>> begin Stored records
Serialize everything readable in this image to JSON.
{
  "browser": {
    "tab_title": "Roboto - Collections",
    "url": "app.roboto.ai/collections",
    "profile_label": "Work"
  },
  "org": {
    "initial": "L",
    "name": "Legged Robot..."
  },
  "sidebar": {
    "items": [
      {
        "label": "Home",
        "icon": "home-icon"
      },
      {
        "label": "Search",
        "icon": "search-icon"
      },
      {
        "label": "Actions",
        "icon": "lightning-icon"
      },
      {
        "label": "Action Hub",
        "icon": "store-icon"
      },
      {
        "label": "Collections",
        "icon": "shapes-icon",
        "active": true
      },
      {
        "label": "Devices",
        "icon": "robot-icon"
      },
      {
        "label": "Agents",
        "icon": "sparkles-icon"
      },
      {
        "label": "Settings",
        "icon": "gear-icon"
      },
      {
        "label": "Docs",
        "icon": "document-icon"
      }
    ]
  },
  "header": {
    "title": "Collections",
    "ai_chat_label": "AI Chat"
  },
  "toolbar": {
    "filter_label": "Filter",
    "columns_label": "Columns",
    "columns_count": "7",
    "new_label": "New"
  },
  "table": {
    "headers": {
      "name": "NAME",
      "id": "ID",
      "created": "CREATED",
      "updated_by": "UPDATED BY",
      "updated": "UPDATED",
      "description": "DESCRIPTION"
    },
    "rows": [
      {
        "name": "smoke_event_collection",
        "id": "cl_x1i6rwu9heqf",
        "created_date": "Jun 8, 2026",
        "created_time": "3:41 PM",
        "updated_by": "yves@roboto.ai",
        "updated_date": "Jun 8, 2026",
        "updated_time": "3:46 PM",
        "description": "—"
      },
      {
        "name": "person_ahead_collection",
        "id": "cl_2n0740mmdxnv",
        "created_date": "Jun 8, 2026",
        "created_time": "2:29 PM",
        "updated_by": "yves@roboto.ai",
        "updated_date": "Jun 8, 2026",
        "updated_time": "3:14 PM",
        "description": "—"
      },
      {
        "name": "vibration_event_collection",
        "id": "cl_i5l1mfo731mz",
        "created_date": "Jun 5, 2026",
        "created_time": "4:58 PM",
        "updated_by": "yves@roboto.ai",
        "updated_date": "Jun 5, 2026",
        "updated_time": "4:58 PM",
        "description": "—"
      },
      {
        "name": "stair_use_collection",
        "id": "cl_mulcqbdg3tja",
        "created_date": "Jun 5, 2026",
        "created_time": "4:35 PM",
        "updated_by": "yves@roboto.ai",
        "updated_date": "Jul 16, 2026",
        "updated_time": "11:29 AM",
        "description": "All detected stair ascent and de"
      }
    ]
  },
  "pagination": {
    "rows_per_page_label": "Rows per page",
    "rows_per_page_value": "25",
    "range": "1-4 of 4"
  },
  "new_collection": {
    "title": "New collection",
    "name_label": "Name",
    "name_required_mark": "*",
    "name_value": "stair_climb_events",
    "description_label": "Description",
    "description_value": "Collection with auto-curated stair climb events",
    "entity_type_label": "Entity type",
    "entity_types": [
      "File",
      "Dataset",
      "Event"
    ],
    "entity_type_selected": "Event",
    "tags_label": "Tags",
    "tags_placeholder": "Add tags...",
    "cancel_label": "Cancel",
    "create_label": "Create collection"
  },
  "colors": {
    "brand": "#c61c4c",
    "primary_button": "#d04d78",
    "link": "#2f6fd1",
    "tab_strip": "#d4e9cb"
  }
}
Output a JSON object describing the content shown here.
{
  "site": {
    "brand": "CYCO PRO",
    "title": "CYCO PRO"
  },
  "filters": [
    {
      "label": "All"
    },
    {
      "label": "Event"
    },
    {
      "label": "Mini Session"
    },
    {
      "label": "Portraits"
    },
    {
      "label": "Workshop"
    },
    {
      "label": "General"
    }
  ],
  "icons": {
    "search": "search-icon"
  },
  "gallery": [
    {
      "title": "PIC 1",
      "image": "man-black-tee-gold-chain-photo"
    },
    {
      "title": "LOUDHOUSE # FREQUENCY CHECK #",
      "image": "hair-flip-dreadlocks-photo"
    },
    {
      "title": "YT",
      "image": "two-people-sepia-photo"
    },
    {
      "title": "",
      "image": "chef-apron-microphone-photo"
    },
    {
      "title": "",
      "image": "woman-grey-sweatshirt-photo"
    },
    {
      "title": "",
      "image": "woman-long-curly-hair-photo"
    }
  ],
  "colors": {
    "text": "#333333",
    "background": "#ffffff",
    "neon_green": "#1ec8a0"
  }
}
>> end Stored records
Select and copy each line from the data that includes the word "woman".

• Exercise response:
      "image": "woman-grey-sweatshirt-photo"
      "image": "woman-long-curly-hair-photo"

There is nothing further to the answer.